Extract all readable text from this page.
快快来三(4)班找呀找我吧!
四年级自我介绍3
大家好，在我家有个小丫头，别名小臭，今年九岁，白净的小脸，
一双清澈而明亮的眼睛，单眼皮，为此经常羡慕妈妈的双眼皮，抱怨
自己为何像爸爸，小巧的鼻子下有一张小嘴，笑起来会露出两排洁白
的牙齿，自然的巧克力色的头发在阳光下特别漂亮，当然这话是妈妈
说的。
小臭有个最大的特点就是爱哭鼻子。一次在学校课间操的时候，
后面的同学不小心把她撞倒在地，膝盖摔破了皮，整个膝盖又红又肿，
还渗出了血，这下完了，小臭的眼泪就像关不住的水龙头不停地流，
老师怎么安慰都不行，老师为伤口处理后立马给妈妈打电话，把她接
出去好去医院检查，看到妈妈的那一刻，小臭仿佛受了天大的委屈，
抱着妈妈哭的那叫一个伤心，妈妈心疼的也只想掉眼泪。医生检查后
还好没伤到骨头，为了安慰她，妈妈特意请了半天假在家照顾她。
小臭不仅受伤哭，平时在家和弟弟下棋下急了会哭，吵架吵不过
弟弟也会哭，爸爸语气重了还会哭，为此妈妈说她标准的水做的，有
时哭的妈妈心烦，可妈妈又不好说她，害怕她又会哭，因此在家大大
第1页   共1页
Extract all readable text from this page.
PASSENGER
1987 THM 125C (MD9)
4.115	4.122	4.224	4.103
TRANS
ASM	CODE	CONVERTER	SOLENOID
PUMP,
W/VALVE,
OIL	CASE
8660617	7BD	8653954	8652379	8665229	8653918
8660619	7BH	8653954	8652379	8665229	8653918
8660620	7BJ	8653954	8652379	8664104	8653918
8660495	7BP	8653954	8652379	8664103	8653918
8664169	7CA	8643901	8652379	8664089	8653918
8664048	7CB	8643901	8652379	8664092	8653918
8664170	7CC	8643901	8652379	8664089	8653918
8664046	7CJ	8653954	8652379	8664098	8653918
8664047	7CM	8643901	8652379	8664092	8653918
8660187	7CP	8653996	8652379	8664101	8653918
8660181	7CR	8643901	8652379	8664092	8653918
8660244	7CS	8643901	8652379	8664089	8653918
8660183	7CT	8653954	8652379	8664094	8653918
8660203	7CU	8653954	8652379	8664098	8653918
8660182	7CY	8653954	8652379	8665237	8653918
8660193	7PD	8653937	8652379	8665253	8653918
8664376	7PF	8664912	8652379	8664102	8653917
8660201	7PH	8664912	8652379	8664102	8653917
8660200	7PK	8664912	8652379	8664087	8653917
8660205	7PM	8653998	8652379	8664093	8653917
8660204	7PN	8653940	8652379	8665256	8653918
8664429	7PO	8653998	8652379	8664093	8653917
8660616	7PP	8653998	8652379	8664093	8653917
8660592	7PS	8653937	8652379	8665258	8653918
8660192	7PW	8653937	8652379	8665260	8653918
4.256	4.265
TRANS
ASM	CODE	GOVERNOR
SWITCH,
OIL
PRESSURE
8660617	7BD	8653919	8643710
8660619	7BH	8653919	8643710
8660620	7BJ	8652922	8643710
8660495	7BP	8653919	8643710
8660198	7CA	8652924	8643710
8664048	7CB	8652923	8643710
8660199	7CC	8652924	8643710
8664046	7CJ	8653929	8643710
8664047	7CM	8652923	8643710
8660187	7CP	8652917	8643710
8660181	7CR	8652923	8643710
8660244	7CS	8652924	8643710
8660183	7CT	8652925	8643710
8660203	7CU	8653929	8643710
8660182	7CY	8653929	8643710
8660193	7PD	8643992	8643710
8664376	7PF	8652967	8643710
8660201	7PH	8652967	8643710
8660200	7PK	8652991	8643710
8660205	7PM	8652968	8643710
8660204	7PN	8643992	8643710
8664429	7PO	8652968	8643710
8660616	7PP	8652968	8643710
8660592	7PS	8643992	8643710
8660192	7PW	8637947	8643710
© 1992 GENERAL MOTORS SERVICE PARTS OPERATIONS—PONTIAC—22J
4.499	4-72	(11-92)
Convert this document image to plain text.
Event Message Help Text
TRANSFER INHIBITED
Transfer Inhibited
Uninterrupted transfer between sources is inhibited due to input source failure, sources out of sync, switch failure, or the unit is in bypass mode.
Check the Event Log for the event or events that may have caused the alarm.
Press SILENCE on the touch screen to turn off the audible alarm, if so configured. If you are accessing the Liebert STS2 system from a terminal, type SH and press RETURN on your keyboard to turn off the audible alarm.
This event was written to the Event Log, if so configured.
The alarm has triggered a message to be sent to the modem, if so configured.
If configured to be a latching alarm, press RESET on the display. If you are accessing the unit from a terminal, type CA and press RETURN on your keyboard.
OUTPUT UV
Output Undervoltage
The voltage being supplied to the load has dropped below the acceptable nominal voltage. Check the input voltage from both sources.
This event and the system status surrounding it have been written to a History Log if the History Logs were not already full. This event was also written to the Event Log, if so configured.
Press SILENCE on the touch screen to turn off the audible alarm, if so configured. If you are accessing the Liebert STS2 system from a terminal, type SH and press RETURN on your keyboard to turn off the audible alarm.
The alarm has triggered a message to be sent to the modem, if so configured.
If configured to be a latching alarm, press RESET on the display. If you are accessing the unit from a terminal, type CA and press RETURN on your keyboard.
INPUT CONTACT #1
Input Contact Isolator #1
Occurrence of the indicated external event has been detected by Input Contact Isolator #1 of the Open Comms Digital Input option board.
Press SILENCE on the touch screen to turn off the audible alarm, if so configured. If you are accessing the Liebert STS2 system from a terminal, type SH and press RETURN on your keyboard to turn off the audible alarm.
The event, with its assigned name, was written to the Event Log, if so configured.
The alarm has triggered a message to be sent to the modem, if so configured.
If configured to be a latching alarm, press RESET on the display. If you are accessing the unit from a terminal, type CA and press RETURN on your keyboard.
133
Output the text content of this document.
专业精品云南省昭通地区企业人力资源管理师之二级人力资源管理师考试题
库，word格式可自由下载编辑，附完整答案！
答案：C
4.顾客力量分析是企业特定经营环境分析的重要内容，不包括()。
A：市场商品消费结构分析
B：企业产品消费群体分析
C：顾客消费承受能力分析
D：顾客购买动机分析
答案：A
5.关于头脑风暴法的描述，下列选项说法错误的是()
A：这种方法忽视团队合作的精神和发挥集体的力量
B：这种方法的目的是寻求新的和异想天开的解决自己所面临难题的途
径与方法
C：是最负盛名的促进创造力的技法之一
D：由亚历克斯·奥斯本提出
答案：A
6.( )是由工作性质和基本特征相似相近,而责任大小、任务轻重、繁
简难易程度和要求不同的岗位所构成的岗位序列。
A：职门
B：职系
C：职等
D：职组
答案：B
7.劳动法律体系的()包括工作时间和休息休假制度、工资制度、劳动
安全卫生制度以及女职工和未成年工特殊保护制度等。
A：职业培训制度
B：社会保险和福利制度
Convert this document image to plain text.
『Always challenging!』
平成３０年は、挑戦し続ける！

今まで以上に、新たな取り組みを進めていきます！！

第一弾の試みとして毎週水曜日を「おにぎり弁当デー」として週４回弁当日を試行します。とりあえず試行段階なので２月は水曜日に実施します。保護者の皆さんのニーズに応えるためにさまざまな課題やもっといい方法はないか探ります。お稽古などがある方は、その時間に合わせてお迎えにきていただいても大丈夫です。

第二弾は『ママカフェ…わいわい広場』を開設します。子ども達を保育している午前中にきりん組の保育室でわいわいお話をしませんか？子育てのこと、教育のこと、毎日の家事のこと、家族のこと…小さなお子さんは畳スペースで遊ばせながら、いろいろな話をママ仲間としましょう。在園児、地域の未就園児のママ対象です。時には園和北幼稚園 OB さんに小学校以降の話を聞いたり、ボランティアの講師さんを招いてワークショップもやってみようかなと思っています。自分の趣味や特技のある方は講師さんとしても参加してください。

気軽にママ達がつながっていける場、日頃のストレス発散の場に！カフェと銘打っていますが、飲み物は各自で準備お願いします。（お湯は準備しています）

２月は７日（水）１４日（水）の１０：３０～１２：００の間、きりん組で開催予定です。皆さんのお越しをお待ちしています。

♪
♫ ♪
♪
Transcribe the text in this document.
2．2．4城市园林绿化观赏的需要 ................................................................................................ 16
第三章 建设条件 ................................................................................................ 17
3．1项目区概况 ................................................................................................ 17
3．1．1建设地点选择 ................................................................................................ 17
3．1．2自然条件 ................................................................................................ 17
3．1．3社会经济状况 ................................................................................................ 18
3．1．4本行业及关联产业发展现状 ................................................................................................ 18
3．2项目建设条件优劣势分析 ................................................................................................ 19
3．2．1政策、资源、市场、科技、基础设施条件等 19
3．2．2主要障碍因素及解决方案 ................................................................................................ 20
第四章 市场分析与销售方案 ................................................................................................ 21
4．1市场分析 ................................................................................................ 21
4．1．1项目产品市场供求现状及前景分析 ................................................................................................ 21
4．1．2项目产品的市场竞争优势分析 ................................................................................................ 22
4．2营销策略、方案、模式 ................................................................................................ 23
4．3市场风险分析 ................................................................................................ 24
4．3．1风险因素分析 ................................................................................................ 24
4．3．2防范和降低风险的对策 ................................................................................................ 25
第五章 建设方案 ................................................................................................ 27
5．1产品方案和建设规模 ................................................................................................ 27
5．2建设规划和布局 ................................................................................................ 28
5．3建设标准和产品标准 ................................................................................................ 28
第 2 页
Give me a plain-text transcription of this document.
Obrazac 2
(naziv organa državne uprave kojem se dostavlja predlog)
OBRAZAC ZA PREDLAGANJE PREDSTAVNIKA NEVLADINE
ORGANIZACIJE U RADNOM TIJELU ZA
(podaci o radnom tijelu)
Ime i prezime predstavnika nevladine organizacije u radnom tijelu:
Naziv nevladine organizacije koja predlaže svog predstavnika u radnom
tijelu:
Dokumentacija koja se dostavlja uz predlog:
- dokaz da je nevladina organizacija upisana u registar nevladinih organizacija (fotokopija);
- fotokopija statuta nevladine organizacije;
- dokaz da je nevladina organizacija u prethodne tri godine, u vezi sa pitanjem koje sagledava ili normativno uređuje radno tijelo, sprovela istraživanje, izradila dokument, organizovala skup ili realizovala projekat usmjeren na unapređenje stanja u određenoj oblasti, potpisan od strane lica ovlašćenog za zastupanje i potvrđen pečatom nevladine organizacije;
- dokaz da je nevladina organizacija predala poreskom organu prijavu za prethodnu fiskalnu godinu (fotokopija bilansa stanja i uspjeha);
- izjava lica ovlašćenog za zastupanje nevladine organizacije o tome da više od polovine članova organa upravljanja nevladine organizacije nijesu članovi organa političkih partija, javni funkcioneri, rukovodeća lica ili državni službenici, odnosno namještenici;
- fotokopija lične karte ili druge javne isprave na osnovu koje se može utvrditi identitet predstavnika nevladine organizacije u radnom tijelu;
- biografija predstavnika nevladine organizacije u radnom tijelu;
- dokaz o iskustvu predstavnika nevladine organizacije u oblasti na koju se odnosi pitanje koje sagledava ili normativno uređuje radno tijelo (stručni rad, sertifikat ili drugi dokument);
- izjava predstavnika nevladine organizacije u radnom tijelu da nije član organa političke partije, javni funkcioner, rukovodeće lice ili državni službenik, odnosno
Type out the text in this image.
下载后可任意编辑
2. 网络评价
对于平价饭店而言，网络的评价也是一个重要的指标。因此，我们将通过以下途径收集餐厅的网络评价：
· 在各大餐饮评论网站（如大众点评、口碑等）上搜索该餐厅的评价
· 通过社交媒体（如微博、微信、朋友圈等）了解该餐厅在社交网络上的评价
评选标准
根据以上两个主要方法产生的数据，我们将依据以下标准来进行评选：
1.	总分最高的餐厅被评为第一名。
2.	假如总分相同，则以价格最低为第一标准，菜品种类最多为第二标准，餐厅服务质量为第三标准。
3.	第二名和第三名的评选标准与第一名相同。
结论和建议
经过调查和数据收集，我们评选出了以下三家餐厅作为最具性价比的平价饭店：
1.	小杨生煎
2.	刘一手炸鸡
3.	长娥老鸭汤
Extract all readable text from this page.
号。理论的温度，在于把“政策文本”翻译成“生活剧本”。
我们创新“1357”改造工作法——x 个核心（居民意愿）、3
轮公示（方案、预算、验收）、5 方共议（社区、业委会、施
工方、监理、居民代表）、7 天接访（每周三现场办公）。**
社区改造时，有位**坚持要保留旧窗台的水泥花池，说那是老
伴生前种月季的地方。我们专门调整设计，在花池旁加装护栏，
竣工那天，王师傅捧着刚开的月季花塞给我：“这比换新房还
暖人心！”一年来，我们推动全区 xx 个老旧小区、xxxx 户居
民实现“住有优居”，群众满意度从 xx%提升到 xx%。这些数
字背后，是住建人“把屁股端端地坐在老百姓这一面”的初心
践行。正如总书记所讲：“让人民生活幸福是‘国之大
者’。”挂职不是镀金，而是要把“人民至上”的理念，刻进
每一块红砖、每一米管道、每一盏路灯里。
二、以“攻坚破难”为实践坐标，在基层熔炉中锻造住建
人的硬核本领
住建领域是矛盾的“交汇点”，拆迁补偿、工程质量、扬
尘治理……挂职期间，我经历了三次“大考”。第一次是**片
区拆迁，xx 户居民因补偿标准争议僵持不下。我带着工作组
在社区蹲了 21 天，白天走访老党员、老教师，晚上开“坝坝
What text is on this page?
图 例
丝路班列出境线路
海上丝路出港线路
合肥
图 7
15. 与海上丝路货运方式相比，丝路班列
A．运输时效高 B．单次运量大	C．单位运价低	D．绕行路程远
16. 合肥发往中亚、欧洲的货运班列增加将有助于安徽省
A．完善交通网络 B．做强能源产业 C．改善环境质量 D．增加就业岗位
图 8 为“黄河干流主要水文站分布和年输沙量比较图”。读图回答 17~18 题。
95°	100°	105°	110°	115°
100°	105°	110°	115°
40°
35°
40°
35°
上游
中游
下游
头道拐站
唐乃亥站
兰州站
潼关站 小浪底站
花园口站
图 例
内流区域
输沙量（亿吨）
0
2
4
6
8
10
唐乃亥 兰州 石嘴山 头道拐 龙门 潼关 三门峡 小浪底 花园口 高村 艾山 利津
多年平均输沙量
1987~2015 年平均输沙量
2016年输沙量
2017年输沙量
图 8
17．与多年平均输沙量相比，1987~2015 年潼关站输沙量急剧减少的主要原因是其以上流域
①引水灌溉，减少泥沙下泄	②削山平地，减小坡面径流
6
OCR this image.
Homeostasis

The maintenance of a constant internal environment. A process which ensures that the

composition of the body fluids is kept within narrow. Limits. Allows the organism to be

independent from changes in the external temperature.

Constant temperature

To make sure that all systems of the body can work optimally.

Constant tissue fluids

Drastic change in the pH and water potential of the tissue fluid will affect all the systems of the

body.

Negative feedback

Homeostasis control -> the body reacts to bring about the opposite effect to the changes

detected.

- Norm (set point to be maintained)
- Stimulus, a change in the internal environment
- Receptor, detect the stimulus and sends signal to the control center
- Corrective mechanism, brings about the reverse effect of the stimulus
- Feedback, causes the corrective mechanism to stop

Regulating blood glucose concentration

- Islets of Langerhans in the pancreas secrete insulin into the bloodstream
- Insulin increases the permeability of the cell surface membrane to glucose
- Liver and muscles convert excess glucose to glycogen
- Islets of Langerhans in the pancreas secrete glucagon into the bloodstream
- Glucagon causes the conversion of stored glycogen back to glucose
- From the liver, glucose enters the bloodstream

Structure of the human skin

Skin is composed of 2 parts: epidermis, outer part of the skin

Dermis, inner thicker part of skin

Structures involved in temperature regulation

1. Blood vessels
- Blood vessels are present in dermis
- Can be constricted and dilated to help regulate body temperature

★ ★ ★ ★

Given task | Go through the listing above and pull out each line containing the word "external".

Response for this exercise |
Occurrence of the indicated external event has been detected by Input Contact Isolator #1 of the Open Comms Digital Input option board.
independent from changes in the external temperature.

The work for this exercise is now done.